RECORDS SHOWN:
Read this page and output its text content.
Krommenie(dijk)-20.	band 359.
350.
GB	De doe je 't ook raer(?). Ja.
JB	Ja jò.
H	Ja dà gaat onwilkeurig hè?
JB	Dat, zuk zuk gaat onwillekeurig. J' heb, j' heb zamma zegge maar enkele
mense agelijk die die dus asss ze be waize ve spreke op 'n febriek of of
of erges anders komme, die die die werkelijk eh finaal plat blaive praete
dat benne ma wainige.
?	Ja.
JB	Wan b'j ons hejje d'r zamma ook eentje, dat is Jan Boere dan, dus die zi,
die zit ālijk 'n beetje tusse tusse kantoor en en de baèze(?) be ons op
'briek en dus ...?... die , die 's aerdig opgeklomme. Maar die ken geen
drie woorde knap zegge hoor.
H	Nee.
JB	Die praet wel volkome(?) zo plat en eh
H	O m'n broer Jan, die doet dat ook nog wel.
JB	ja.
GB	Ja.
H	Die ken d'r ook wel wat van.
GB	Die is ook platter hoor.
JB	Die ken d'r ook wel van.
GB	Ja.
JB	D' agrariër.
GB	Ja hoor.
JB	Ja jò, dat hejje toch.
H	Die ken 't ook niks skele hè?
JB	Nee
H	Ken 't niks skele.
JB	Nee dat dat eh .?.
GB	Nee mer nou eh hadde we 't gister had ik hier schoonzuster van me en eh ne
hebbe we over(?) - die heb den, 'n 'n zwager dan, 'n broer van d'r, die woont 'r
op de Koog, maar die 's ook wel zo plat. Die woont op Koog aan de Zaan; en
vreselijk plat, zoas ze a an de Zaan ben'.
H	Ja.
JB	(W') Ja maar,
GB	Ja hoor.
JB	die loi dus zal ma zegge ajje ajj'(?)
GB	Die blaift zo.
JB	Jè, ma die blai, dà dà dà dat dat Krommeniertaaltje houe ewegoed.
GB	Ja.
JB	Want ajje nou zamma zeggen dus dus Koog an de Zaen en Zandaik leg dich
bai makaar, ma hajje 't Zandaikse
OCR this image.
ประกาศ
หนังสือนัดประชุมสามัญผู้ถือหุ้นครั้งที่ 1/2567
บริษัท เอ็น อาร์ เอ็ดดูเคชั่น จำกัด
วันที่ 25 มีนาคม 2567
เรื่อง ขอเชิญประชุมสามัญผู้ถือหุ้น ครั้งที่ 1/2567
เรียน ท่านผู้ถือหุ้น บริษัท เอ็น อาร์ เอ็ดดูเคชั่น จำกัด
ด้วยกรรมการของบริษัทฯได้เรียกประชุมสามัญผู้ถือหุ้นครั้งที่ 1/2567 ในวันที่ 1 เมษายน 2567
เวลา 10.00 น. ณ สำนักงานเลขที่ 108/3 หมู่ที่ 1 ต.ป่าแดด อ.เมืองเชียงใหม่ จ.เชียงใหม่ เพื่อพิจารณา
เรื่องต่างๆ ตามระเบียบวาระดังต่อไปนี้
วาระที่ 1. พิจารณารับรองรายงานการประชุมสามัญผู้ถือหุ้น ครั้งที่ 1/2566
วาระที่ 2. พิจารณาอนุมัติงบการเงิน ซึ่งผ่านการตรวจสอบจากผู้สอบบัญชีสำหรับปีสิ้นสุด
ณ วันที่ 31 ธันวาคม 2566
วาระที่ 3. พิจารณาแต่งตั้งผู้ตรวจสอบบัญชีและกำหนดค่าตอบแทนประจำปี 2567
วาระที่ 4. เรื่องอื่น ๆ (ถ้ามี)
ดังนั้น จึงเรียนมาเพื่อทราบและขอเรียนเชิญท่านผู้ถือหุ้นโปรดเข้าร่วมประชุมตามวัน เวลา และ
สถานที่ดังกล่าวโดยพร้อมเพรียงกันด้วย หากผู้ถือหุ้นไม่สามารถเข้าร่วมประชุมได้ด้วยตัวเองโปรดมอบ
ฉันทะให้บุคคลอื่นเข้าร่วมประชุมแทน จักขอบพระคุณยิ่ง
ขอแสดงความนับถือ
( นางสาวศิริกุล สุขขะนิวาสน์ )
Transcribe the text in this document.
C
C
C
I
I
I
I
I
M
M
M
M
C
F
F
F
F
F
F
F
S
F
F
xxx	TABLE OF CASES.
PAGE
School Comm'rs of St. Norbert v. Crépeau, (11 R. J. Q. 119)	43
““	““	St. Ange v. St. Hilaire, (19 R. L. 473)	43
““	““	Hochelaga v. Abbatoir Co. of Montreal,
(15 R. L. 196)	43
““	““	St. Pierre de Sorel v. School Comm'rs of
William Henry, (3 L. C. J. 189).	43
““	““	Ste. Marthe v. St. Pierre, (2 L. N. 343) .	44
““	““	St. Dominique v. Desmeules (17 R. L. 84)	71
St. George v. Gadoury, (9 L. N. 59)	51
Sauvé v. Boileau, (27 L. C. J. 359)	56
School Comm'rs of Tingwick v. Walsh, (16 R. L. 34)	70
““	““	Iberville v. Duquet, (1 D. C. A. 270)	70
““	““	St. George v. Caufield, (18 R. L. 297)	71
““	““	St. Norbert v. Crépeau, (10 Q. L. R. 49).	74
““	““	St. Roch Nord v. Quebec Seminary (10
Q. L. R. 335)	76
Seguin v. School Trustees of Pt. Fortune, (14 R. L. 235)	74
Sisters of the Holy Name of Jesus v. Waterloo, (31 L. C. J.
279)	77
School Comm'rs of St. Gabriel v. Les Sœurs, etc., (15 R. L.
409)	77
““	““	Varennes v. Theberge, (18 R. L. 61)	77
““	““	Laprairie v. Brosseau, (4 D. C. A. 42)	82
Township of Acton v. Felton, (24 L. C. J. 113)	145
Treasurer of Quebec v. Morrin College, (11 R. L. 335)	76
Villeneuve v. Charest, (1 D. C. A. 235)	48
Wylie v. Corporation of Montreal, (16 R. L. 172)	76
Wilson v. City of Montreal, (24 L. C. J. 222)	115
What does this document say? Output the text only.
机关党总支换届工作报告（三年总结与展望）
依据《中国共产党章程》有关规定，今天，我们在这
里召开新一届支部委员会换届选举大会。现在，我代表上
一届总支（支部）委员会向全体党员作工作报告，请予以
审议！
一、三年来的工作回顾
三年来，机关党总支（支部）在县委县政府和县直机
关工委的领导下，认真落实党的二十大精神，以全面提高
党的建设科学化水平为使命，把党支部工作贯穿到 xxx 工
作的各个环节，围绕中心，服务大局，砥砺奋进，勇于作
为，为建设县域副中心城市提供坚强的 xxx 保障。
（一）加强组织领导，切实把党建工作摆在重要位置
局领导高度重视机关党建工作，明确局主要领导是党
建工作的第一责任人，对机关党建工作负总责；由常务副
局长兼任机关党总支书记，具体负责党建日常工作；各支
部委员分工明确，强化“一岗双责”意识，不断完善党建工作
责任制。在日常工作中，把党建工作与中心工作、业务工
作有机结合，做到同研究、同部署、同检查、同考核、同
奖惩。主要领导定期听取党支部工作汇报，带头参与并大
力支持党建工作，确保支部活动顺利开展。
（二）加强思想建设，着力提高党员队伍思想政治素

EXERCISE PROMPT:
Quote all the records. Keep every word exact.

SOLUTION:
Read this page and output its text content.
Krommenie(dijk)-20.	band 359.
350.
GB	De doe je 't ook raer(?). Ja.
JB	Ja jò.
H	Ja dà gaat onwilkeurig hè?
JB	Dat, zuk zuk gaat onwillekeurig. J' heb, j' heb zamma zegge maar enkele
mense agelijk die die dus asss ze be waize ve spreke op 'n febriek of of
of erges anders komme, die die die werkelijk eh finaal plat blaive praete
dat benne ma wainige.
?	Ja.
JB	Wan b'j ons hejje d'r zamma ook eentje, dat is Jan Boere dan, dus die zi,
die zit ālijk 'n beetje tusse tusse kantoor en en de baèze(?) be ons op
'briek en dus ...?... die , die 's aerdig opgeklomme. Maar die ken geen
drie woorde knap zegge hoor.
H	Nee.
JB	Die praet wel volkome(?) zo plat en eh
H	O m'n broer Jan, die doet dat ook nog wel.
JB	ja.
GB	Ja.
H	Die ken d'r ook wel wat van.
GB	Die is ook platter hoor.
JB	Die ken d'r ook wel van.
GB	Ja.
JB	D' agrariër.
GB	Ja hoor.
JB	Ja jò, dat hejje toch.
H	Die ken 't ook niks skele hè?
JB	Nee
H	Ken 't niks skele.
JB	Nee dat dat eh .?.
GB	Nee mer nou eh hadde we 't gister had ik hier schoonzuster van me en eh ne
hebbe we over(?) - die heb den, 'n 'n zwager dan, 'n broer van d'r, die woont 'r
op de Koog, maar die 's ook wel zo plat. Die woont op Koog aan de Zaan; en
vreselijk plat, zoas ze a an de Zaan ben'.
H	Ja.
JB	(W') Ja maar,
GB	Ja hoor.
JB	die loi dus zal ma zegge ajje ajj'(?)
GB	Die blaift zo.
JB	Jè, ma die blai, dà dà dà dat dat Krommeniertaaltje houe ewegoed.
GB	Ja.
JB	Want ajje nou zamma zeggen dus dus Koog an de Zaen en Zandaik leg dich
bai makaar, ma hajje 't Zandaikse
OCR this image.
ประกาศ
หนังสือนัดประชุมสามัญผู้ถือหุ้นครั้งที่ 1/2567
บริษัท เอ็น อาร์ เอ็ดดูเคชั่น จำกัด
วันที่ 25 มีนาคม 2567
เรื่อง ขอเชิญประชุมสามัญผู้ถือหุ้น ครั้งที่ 1/2567
เรียน ท่านผู้ถือหุ้น บริษัท เอ็น อาร์ เอ็ดดูเคชั่น จำกัด
ด้วยกรรมการของบริษัทฯได้เรียกประชุมสามัญผู้ถือหุ้นครั้งที่ 1/2567 ในวันที่ 1 เมษายน 2567
เวลา 10.00 น. ณ สำนักงานเลขที่ 108/3 หมู่ที่ 1 ต.ป่าแดด อ.เมืองเชียงใหม่ จ.เชียงใหม่ เพื่อพิจารณา
เรื่องต่างๆ ตามระเบียบวาระดังต่อไปนี้
วาระที่ 1. พิจารณารับรองรายงานการประชุมสามัญผู้ถือหุ้น ครั้งที่ 1/2566
วาระที่ 2. พิจารณาอนุมัติงบการเงิน ซึ่งผ่านการตรวจสอบจากผู้สอบบัญชีสำหรับปีสิ้นสุด
ณ วันที่ 31 ธันวาคม 2566
วาระที่ 3. พิจารณาแต่งตั้งผู้ตรวจสอบบัญชีและกำหนดค่าตอบแทนประจำปี 2567
วาระที่ 4. เรื่องอื่น ๆ (ถ้ามี)
ดังนั้น จึงเรียนมาเพื่อทราบและขอเรียนเชิญท่านผู้ถือหุ้นโปรดเข้าร่วมประชุมตามวัน เวลา และ
สถานที่ดังกล่าวโดยพร้อมเพรียงกันด้วย หากผู้ถือหุ้นไม่สามารถเข้าร่วมประชุมได้ด้วยตัวเองโปรดมอบ
ฉันทะให้บุคคลอื่นเข้าร่วมประชุมแทน จักขอบพระคุณยิ่ง
ขอแสดงความนับถือ
( นางสาวศิริกุล สุขขะนิวาสน์ )
Transcribe the text in this document.
C
C
C
I
I
I
I
I
M
M
M
M
C
F
F
F
F
F
F
F
S
F
F
xxx	TABLE OF CASES.
PAGE
School Comm'rs of St. Norbert v. Crépeau, (11 R. J. Q. 119)	43
““	““	St. Ange v. St. Hilaire, (19 R. L. 473)	43
““	““	Hochelaga v. Abbatoir Co. of Montreal,
(15 R. L. 196)	43
““	““	St. Pierre de Sorel v. School Comm'rs of
William Henry, (3 L. C. J. 189).	43
““	““	Ste. Marthe v. St. Pierre, (2 L. N. 343) .	44
““	““	St. Dominique v. Desmeules (17 R. L. 84)	71
St. George v. Gadoury, (9 L. N. 59)	51
Sauvé v. Boileau, (27 L. C. J. 359)	56
School Comm'rs of Tingwick v. Walsh, (16 R. L. 34)	70
““	““	Iberville v. Duquet, (1 D. C. A. 270)	70
““	““	St. George v. Caufield, (18 R. L. 297)	71
““	““	St. Norbert v. Crépeau, (10 Q. L. R. 49).	74
““	““	St. Roch Nord v. Quebec Seminary (10
Q. L. R. 335)	76
Seguin v. School Trustees of Pt. Fortune, (14 R. L. 235)	74
Sisters of the Holy Name of Jesus v. Waterloo, (31 L. C. J.
279)	77
School Comm'rs of St. Gabriel v. Les Sœurs, etc., (15 R. L.
409)	77
““	““	Varennes v. Theberge, (18 R. L. 61)	77
““	““	Laprairie v. Brosseau, (4 D. C. A. 42)	82
Township of Acton v. Felton, (24 L. C. J. 113)	145
Treasurer of Quebec v. Morrin College, (11 R. L. 335)	76
Villeneuve v. Charest, (1 D. C. A. 235)	48
Wylie v. Corporation of Montreal, (16 R. L. 172)	76
Wilson v. City of Montreal, (24 L. C. J. 222)	115
What does this document say? Output the text only.
机关党总支换届工作报告（三年总结与展望）
依据《中国共产党章程》有关规定，今天，我们在这
里召开新一届支部委员会换届选举大会。现在，我代表上
一届总支（支部）委员会向全体党员作工作报告，请予以
审议！
一、三年来的工作回顾
三年来，机关党总支（支部）在县委县政府和县直机
关工委的领导下，认真落实党的二十大精神，以全面提高
党的建设科学化水平为使命，把党支部工作贯穿到 xxx 工
作的各个环节，围绕中心，服务大局，砥砺奋进，勇于作
为，为建设县域副中心城市提供坚强的 xxx 保障。
（一）加强组织领导，切实把党建工作摆在重要位置
局领导高度重视机关党建工作，明确局主要领导是党
建工作的第一责任人，对机关党建工作负总责；由常务副
局长兼任机关党总支书记，具体负责党建日常工作；各支
部委员分工明确，强化“一岗双责”意识，不断完善党建工作
责任制。在日常工作中，把党建工作与中心工作、业务工
作有机结合，做到同研究、同部署、同检查、同考核、同
奖惩。主要领导定期听取党支部工作汇报，带头参与并大
力支持党建工作，确保支部活动顺利开展。
（二）加强思想建设，着力提高党员队伍思想政治素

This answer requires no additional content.